## EXERCISES TO COMPLETE
A. Copy the plan amendment passage word for word, from "2.                                      For the" to "Units is 18,453,366.99.".
B. Using the plan amendment passage, say yes or no to each statement and quote the words that decide it: (i) The New Unit Transaction closed on September 25, 2012. (ii) If the expected Change in Control does not happen, the escrowed funds are paid to the Participants. (iii) The Committee directs the funds to be deposited after the Change in Control transaction is completed.
C. According to the plan amendment passage, how many Company Membership Units are there as of the Effective Date of the Second Amendment?

## SOURCE PASSAGE
★ ★ ★

2.                                      For the avoidance of doubt and to give effect to the consummation of the New Unit Transaction which closed on September 25, 2012, all references to “9.5 million” or “9,500,000” Membership Units or similar references in the Plan shall refer to the actual number of Membership Units of the Company.  As of the Effective Date of this Second Amendment, the number of Company Membership Units is 18,453,366.99.

 

3.                                      In the event of a pending transaction that would be reasonably anticipated to result in a Change in Control of the Company, the Company shall place into an independent escrow account the amount required to be paid to the Participants under the Plan as a result of the Change in Control.  The Committee shall use commercially reasonable efforts to estimate the amount of payments that will be payable to all Participants, and shall direct such funds to be deposited in an independent escrow or other separated account with a major financial institution prior to the consummation of the transaction that would result in the Change in Control.  The Committee shall provide escrow instructions for the benefit of the Participants to provide for the payments of all amounts due to the Participants under the Plan as a result of the Change in Control.  Such instructions shall be consistent with the manner and timing of the payments required under the Plan, and shall have no contingencies for payment beyond those in the Plan and applicable Award Agreements.  If funds are placed in escrow pursuant to this paragraph, and the pending transaction that was anticipated to result in a Change in Control fails to be consummated, then the funds shall be released from escrow and returned to the general funds of the Company.

★ ★ ★

## COLLECTED MATERIAL
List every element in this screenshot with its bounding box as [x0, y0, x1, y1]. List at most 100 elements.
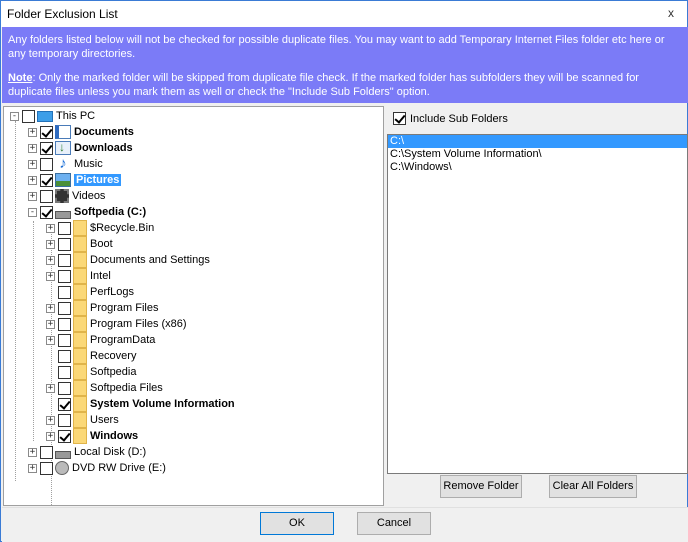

★ ★ ★

## SOLUTIONS TO THE PROBLEMS
A.
2.                                      For the avoidance of doubt and to give effect to the consummation of the New Unit Transaction which closed on September 25, 2012, all references to “9.5 million” or “9,500,000” Membership Units or similar references in the Plan shall refer to the actual number of Membership Units of the Company.  As of the Effective Date of this Second Amendment, the number of Company Membership Units is 18,453,366.99.

B.
(i) Yes: "the New Unit Transaction which closed on September 25, 2012"
(ii) No: "then the funds shall be released from escrow and returned to the general funds of the Company"
(iii) No: "prior to the consummation of the transaction that would result in the Change in Control"

C. 18,453,366.99